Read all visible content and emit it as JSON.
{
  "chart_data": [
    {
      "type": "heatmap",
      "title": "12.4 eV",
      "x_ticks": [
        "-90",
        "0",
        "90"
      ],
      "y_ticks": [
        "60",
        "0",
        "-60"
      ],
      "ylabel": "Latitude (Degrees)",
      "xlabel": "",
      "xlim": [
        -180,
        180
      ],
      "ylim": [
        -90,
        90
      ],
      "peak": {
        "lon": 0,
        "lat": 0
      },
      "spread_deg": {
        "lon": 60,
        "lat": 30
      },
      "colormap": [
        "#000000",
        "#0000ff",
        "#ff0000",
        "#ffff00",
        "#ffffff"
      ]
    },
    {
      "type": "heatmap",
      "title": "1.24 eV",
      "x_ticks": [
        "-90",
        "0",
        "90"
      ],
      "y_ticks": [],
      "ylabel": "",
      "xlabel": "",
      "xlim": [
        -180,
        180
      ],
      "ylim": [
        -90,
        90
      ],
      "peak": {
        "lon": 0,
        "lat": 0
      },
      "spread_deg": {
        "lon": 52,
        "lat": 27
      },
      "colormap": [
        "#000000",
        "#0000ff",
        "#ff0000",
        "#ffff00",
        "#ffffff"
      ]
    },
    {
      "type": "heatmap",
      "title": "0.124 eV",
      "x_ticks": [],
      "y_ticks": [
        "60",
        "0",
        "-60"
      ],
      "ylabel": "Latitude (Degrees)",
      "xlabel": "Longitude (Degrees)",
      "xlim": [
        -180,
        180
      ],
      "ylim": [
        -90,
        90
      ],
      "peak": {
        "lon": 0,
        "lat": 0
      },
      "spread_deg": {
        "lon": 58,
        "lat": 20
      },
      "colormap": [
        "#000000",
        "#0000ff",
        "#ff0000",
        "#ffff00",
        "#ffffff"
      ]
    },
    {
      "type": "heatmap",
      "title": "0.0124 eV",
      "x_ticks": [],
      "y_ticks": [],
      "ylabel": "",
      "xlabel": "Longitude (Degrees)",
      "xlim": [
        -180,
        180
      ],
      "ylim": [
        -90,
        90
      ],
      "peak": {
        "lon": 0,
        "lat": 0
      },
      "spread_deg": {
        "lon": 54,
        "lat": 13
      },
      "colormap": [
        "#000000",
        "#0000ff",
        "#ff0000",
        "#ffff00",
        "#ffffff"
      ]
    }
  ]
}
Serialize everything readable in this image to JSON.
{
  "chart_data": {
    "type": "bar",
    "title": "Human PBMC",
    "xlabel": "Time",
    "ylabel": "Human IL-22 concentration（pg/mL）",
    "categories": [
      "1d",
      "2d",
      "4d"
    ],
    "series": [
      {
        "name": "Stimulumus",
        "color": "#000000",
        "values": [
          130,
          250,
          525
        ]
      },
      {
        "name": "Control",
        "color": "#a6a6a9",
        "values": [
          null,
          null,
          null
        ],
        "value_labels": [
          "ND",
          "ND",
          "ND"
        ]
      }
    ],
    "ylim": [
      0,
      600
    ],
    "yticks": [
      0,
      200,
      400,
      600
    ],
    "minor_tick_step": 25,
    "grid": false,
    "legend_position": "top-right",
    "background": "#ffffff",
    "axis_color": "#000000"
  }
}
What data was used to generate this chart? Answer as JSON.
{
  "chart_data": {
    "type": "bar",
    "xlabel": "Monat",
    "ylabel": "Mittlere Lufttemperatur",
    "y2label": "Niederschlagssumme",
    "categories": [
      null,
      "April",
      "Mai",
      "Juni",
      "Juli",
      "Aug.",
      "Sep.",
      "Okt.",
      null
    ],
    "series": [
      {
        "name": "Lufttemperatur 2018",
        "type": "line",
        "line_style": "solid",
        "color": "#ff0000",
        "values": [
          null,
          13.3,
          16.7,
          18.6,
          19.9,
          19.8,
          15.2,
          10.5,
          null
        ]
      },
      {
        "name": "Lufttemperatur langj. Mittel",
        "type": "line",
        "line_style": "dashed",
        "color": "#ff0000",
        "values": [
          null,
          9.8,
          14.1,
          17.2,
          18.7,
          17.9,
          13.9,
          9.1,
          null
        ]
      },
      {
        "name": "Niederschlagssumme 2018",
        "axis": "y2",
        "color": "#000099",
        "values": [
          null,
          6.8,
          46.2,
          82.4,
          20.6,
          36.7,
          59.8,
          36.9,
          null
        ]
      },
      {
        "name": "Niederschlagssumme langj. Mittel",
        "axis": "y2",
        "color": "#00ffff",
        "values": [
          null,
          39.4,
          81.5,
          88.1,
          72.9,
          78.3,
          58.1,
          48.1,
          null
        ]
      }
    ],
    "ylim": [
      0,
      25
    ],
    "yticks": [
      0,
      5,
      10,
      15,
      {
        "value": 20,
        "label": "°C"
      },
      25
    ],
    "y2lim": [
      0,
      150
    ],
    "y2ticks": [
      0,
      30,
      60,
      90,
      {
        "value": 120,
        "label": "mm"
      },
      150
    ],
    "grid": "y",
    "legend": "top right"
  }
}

_Directions for this task_: Reproduce the entries above exactly.

_Response to the exercise_:
Read all visible content and emit it as JSON.
{
  "chart_data": [
    {
      "type": "heatmap",
      "title": "12.4 eV",
      "x_ticks": [
        "-90",
        "0",
        "90"
      ],
      "y_ticks": [
        "60",
        "0",
        "-60"
      ],
      "ylabel": "Latitude (Degrees)",
      "xlabel": "",
      "xlim": [
        -180,
        180
      ],
      "ylim": [
        -90,
        90
      ],
      "peak": {
        "lon": 0,
        "lat": 0
      },
      "spread_deg": {
        "lon": 60,
        "lat": 30
      },
      "colormap": [
        "#000000",
        "#0000ff",
        "#ff0000",
        "#ffff00",
        "#ffffff"
      ]
    },
    {
      "type": "heatmap",
      "title": "1.24 eV",
      "x_ticks": [
        "-90",
        "0",
        "90"
      ],
      "y_ticks": [],
      "ylabel": "",
      "xlabel": "",
      "xlim": [
        -180,
        180
      ],
      "ylim": [
        -90,
        90
      ],
      "peak": {
        "lon": 0,
        "lat": 0
      },
      "spread_deg": {
        "lon": 52,
        "lat": 27
      },
      "colormap": [
        "#000000",
        "#0000ff",
        "#ff0000",
        "#ffff00",
        "#ffffff"
      ]
    },
    {
      "type": "heatmap",
      "title": "0.124 eV",
      "x_ticks": [],
      "y_ticks": [
        "60",
        "0",
        "-60"
      ],
      "ylabel": "Latitude (Degrees)",
      "xlabel": "Longitude (Degrees)",
      "xlim": [
        -180,
        180
      ],
      "ylim": [
        -90,
        90
      ],
      "peak": {
        "lon": 0,
        "lat": 0
      },
      "spread_deg": {
        "lon": 58,
        "lat": 20
      },
      "colormap": [
        "#000000",
        "#0000ff",
        "#ff0000",
        "#ffff00",
        "#ffffff"
      ]
    },
    {
      "type": "heatmap",
      "title": "0.0124 eV",
      "x_ticks": [],
      "y_ticks": [],
      "ylabel": "",
      "xlabel": "Longitude (Degrees)",
      "xlim": [
        -180,
        180
      ],
      "ylim": [
        -90,
        90
      ],
      "peak": {
        "lon": 0,
        "lat": 0
      },
      "spread_deg": {
        "lon": 54,
        "lat": 13
      },
      "colormap": [
        "#000000",
        "#0000ff",
        "#ff0000",
        "#ffff00",
        "#ffffff"
      ]
    }
  ]
}
Serialize everything readable in this image to JSON.
{
  "chart_data": {
    "type": "bar",
    "title": "Human PBMC",
    "xlabel": "Time",
    "ylabel": "Human IL-22 concentration（pg/mL）",
    "categories": [
      "1d",
      "2d",
      "4d"
    ],
    "series": [
      {
        "name": "Stimulumus",
        "color": "#000000",
        "values": [
          130,
          250,
          525
        ]
      },
      {
        "name": "Control",
        "color": "#a6a6a9",
        "values": [
          null,
          null,
          null
        ],
        "value_labels": [
          "ND",
          "ND",
          "ND"
        ]
      }
    ],
    "ylim": [
      0,
      600
    ],
    "yticks": [
      0,
      200,
      400,
      600
    ],
    "minor_tick_step": 25,
    "grid": false,
    "legend_position": "top-right",
    "background": "#ffffff",
    "axis_color": "#000000"
  }
}
What data was used to generate this chart? Answer as JSON.
{
  "chart_data": {
    "type": "bar",
    "xlabel": "Monat",
    "ylabel": "Mittlere Lufttemperatur",
    "y2label": "Niederschlagssumme",
    "categories": [
      null,
      "April",
      "Mai",
      "Juni",
      "Juli",
      "Aug.",
      "Sep.",
      "Okt.",
      null
    ],
    "series": [
      {
        "name": "Lufttemperatur 2018",
        "type": "line",
        "line_style": "solid",
        "color": "#ff0000",
        "values": [
          null,
          13.3,
          16.7,
          18.6,
          19.9,
          19.8,
          15.2,
          10.5,
          null
        ]
      },
      {
        "name": "Lufttemperatur langj. Mittel",
        "type": "line",
        "line_style": "dashed",
        "color": "#ff0000",
        "values": [
          null,
          9.8,
          14.1,
          17.2,
          18.7,
          17.9,
          13.9,
          9.1,
          null
        ]
      },
      {
        "name": "Niederschlagssumme 2018",
        "axis": "y2",
        "color": "#000099",
        "values": [
          null,
          6.8,
          46.2,
          82.4,
          20.6,
          36.7,
          59.8,
          36.9,
          null
        ]
      },
      {
        "name": "Niederschlagssumme langj. Mittel",
        "axis": "y2",
        "color": "#00ffff",
        "values": [
          null,
          39.4,
          81.5,
          88.1,
          72.9,
          78.3,
          58.1,
          48.1,
          null
        ]
      }
    ],
    "ylim": [
      0,
      25
    ],
    "yticks": [
      0,
      5,
      10,
      15,
      {
        "value": 20,
        "label": "°C"
      },
      25
    ],
    "y2lim": [
      0,
      150
    ],
    "y2ticks": [
      0,
      30,
      60,
      90,
      {
        "value": 120,
        "label": "mm"
      },
      150
    ],
    "grid": "y",
    "legend": "top right"
  }
}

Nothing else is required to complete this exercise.